Data excerpts:
============
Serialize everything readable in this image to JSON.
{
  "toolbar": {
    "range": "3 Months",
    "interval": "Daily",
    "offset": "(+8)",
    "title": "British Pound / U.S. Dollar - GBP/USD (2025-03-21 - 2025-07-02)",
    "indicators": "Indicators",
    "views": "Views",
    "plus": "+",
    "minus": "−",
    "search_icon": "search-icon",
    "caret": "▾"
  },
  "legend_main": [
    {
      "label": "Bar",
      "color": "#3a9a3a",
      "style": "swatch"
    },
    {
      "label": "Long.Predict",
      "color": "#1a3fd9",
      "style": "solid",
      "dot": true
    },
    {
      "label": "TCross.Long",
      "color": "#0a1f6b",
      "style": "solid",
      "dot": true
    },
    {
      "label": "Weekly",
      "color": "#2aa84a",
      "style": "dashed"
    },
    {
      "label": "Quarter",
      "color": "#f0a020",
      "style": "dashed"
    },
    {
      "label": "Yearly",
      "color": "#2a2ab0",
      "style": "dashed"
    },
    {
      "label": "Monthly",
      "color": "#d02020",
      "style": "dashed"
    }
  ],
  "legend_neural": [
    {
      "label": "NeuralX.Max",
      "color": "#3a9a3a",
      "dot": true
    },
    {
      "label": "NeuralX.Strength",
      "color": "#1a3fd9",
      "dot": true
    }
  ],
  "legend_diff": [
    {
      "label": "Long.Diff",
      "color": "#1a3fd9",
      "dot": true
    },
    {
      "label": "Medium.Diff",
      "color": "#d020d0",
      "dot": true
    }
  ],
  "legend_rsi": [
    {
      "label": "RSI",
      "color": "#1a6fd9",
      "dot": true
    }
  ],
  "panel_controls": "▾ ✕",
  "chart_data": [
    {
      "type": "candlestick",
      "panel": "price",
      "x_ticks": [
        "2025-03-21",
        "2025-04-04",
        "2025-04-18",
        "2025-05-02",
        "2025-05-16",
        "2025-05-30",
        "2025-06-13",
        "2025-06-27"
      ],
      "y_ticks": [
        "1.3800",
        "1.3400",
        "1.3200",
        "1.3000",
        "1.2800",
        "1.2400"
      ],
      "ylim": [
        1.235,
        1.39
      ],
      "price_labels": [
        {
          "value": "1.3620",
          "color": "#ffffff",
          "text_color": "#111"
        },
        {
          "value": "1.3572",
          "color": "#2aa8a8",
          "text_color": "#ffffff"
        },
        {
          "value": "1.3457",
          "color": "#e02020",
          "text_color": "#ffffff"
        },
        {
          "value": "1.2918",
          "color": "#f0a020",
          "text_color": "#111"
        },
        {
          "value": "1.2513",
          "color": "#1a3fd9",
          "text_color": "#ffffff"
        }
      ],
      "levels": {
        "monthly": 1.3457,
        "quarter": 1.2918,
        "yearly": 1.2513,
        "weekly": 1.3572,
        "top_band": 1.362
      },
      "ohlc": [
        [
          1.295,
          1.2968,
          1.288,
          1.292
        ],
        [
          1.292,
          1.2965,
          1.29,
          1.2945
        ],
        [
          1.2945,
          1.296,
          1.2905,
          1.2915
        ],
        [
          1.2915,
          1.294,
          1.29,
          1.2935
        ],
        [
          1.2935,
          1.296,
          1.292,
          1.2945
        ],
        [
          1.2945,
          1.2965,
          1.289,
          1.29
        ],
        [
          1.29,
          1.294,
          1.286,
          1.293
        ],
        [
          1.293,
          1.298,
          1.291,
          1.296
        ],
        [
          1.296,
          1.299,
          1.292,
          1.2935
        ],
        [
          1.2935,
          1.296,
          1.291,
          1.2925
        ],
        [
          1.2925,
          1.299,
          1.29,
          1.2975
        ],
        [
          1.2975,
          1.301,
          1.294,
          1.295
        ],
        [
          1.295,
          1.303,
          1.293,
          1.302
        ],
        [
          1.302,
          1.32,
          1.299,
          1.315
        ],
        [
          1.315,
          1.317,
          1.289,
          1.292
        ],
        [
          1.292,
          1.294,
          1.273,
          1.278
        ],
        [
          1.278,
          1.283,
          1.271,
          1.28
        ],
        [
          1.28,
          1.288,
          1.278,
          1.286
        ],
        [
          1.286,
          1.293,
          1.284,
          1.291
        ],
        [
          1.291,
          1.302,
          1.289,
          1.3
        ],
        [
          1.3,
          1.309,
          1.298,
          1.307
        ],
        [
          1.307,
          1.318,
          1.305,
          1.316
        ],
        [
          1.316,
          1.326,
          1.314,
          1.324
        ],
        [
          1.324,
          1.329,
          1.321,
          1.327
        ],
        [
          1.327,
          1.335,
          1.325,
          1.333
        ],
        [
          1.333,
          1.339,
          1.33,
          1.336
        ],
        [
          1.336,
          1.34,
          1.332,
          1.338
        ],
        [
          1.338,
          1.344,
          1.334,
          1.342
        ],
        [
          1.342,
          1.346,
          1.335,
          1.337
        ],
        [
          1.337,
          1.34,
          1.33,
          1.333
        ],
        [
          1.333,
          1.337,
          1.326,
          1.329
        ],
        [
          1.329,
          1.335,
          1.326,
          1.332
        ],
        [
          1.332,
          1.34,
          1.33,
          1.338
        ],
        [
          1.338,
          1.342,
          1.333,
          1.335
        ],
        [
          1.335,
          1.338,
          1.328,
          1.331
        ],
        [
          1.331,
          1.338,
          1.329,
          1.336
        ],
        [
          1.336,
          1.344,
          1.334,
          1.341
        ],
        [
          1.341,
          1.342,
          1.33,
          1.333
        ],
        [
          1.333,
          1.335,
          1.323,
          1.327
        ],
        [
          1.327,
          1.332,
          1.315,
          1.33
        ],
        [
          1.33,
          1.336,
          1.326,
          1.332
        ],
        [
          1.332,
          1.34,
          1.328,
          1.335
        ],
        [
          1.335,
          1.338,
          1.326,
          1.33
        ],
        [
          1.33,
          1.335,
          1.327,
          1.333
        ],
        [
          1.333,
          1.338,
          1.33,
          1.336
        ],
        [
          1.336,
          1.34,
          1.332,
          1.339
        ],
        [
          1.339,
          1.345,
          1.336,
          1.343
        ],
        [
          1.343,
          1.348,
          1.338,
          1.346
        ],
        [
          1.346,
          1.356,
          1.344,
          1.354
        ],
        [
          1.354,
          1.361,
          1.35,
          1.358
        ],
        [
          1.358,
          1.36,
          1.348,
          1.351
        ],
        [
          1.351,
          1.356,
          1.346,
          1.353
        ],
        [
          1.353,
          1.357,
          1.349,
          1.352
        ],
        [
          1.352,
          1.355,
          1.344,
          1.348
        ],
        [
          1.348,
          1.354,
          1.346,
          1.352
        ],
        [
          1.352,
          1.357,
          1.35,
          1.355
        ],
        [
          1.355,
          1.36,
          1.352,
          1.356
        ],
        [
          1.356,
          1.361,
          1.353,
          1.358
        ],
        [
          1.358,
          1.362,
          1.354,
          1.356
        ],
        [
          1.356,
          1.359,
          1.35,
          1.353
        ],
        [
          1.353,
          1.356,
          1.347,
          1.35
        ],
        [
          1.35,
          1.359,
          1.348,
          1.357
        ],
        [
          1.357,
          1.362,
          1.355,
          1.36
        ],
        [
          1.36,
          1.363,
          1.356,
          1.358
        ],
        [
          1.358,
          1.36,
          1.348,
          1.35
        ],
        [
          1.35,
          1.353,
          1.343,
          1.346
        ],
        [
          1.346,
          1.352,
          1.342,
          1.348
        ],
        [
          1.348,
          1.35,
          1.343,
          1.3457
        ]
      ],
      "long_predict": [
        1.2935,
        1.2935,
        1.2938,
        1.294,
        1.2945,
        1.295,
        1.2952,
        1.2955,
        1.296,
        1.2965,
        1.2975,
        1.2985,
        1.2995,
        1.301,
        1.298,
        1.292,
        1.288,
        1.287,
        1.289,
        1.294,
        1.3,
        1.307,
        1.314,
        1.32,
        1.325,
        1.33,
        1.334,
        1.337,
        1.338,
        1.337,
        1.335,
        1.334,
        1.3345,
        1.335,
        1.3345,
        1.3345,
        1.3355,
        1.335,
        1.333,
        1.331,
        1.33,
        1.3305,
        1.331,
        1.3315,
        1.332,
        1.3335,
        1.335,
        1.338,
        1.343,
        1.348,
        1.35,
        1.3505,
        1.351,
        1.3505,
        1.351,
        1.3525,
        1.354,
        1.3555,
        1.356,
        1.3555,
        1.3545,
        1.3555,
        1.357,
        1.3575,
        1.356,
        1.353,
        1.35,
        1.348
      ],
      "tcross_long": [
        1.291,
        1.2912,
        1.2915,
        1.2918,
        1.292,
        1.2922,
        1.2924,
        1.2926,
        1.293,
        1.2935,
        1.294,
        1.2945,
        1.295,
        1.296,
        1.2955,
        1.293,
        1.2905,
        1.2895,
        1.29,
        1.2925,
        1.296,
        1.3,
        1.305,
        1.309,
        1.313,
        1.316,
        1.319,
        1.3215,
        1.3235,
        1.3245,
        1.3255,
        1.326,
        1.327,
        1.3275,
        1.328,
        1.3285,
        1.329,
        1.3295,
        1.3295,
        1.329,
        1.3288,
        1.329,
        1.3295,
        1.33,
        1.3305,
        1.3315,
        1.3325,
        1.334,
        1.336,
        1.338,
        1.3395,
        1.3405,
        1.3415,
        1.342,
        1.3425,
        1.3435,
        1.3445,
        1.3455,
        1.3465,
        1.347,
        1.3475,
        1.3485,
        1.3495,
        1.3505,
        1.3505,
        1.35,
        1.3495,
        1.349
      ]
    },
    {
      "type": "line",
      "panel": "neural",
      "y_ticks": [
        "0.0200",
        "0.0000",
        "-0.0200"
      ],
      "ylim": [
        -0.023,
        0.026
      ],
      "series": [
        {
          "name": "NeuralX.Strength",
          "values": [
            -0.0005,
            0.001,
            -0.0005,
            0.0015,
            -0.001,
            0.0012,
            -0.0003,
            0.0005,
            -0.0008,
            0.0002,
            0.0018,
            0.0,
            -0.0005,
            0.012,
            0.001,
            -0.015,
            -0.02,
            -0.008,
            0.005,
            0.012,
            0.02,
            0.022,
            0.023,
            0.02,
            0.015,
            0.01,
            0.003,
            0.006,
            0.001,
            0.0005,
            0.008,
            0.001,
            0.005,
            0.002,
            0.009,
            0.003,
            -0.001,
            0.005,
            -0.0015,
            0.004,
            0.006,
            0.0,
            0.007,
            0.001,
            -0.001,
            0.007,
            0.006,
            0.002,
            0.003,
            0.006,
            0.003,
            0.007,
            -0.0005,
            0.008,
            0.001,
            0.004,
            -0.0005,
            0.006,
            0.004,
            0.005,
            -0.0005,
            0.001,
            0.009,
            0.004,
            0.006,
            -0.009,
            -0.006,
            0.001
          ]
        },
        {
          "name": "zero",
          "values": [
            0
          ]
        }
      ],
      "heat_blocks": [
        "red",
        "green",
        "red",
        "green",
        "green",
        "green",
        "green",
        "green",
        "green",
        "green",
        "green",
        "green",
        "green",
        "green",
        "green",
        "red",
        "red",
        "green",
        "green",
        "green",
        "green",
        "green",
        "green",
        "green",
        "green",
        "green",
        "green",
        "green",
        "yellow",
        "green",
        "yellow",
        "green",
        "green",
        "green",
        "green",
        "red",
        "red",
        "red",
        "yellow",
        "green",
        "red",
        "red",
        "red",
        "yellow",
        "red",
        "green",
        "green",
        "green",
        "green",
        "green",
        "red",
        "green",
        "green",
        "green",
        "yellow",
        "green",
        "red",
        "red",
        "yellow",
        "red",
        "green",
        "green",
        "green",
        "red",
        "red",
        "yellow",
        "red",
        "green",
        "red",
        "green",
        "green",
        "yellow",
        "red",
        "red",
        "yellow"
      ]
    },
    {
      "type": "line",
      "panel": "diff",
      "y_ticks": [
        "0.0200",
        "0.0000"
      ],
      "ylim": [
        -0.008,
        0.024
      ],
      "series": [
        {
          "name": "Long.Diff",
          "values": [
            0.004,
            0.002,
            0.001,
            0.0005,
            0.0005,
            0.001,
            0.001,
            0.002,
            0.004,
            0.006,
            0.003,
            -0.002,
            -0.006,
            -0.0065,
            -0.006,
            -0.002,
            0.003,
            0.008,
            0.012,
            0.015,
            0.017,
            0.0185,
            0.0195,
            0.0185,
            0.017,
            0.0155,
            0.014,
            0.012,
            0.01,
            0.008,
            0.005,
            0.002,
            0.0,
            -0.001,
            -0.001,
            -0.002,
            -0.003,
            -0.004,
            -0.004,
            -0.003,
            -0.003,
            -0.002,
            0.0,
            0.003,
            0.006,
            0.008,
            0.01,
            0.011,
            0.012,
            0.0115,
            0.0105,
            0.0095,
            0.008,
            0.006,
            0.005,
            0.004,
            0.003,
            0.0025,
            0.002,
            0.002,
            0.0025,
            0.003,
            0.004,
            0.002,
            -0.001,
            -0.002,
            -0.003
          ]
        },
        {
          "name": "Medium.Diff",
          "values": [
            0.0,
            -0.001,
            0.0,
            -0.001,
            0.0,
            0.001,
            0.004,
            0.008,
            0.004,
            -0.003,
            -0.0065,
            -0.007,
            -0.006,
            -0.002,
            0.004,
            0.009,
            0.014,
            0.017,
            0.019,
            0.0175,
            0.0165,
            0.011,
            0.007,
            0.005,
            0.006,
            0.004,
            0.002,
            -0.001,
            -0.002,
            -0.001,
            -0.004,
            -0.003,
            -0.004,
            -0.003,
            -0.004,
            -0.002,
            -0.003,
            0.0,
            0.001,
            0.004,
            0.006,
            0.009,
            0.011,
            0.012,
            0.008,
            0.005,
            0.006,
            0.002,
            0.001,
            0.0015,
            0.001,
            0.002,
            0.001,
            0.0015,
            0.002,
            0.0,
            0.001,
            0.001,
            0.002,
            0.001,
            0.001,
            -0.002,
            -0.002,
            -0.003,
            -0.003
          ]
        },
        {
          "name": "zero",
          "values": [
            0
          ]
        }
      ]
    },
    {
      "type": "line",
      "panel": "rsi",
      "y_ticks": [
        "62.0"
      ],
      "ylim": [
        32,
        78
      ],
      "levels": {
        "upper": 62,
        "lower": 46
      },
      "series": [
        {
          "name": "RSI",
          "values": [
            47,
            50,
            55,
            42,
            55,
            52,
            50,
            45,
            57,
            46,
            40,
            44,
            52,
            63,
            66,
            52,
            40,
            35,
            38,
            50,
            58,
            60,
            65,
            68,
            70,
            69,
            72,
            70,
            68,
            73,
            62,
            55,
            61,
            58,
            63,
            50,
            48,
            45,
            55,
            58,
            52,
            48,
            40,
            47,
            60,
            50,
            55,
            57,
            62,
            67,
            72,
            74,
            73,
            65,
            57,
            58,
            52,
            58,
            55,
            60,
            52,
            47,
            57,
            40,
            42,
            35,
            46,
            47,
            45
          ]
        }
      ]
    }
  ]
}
============
• The problem:
Across all the entries, count the lines that contain the word "NeuralX" and give the number by itself.

• Result of this task:
3